++++ Data provided
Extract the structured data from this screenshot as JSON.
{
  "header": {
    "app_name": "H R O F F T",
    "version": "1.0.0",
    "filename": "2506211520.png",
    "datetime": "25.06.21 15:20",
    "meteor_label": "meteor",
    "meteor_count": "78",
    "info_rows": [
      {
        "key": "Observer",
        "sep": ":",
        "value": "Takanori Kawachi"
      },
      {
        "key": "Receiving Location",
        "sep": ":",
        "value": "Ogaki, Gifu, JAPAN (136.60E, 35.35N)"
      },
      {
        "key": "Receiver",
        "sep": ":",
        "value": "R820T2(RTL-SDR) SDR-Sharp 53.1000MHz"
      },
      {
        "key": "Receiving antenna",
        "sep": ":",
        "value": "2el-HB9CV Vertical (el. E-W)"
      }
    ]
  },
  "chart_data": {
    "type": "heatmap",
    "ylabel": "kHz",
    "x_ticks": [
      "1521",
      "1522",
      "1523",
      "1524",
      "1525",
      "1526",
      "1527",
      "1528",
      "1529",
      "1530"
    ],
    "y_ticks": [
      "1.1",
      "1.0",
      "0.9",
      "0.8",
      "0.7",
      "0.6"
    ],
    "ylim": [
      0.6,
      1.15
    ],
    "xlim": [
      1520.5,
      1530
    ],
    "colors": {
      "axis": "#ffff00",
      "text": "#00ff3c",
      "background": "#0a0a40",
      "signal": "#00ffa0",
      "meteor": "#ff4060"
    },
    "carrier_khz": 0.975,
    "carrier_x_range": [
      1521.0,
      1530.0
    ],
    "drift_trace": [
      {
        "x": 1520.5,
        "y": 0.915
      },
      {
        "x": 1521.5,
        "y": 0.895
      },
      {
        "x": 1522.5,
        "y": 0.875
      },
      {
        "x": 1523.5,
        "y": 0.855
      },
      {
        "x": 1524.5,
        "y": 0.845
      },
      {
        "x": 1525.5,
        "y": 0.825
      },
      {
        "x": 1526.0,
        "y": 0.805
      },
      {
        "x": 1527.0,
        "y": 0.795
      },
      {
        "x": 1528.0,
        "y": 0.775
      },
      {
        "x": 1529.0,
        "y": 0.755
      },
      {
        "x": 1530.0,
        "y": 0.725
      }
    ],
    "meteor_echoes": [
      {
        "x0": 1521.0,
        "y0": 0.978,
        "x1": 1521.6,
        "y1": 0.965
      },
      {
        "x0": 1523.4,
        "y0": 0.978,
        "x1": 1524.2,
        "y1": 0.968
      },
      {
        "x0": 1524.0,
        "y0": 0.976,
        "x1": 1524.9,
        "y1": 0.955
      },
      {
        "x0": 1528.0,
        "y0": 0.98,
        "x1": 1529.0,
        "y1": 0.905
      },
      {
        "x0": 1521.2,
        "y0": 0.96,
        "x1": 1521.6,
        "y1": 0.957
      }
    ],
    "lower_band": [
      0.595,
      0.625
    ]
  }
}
++++++++
Task details => Each line in the material above must be retyped without alteration.

Result of this exercise =>
Extract the structured data from this screenshot as JSON.
{
  "header": {
    "app_name": "H R O F F T",
    "version": "1.0.0",
    "filename": "2506211520.png",
    "datetime": "25.06.21 15:20",
    "meteor_label": "meteor",
    "meteor_count": "78",
    "info_rows": [
      {
        "key": "Observer",
        "sep": ":",
        "value": "Takanori Kawachi"
      },
      {
        "key": "Receiving Location",
        "sep": ":",
        "value": "Ogaki, Gifu, JAPAN (136.60E, 35.35N)"
      },
      {
        "key": "Receiver",
        "sep": ":",
        "value": "R820T2(RTL-SDR) SDR-Sharp 53.1000MHz"
      },
      {
        "key": "Receiving antenna",
        "sep": ":",
        "value": "2el-HB9CV Vertical (el. E-W)"
      }
    ]
  },
  "chart_data": {
    "type": "heatmap",
    "ylabel": "kHz",
    "x_ticks": [
      "1521",
      "1522",
      "1523",
      "1524",
      "1525",
      "1526",
      "1527",
      "1528",
      "1529",
      "1530"
    ],
    "y_ticks": [
      "1.1",
      "1.0",
      "0.9",
      "0.8",
      "0.7",
      "0.6"
    ],
    "ylim": [
      0.6,
      1.15
    ],
    "xlim": [
      1520.5,
      1530
    ],
    "colors": {
      "axis": "#ffff00",
      "text": "#00ff3c",
      "background": "#0a0a40",
      "signal": "#00ffa0",
      "meteor": "#ff4060"
    },
    "carrier_khz": 0.975,
    "carrier_x_range": [
      1521.0,
      1530.0
    ],
    "drift_trace": [
      {
        "x": 1520.5,
        "y": 0.915
      },
      {
        "x": 1521.5,
        "y": 0.895
      },
      {
        "x": 1522.5,
        "y": 0.875
      },
      {
        "x": 1523.5,
        "y": 0.855
      },
      {
        "x": 1524.5,
        "y": 0.845
      },
      {
        "x": 1525.5,
        "y": 0.825
      },
      {
        "x": 1526.0,
        "y": 0.805
      },
      {
        "x": 1527.0,
        "y": 0.795
      },
      {
        "x": 1528.0,
        "y": 0.775
      },
      {
        "x": 1529.0,
        "y": 0.755
      },
      {
        "x": 1530.0,
        "y": 0.725
      }
    ],
    "meteor_echoes": [
      {
        "x0": 1521.0,
        "y0": 0.978,
        "x1": 1521.6,
        "y1": 0.965
      },
      {
        "x0": 1523.4,
        "y0": 0.978,
        "x1": 1524.2,
        "y1": 0.968
      },
      {
        "x0": 1524.0,
        "y0": 0.976,
        "x1": 1524.9,
        "y1": 0.955
      },
      {
        "x0": 1528.0,
        "y0": 0.98,
        "x1": 1529.0,
        "y1": 0.905
      },
      {
        "x0": 1521.2,
        "y0": 0.96,
        "x1": 1521.6,
        "y1": 0.957
      }
    ],
    "lower_band": [
      0.595,
      0.625
    ]
  }
}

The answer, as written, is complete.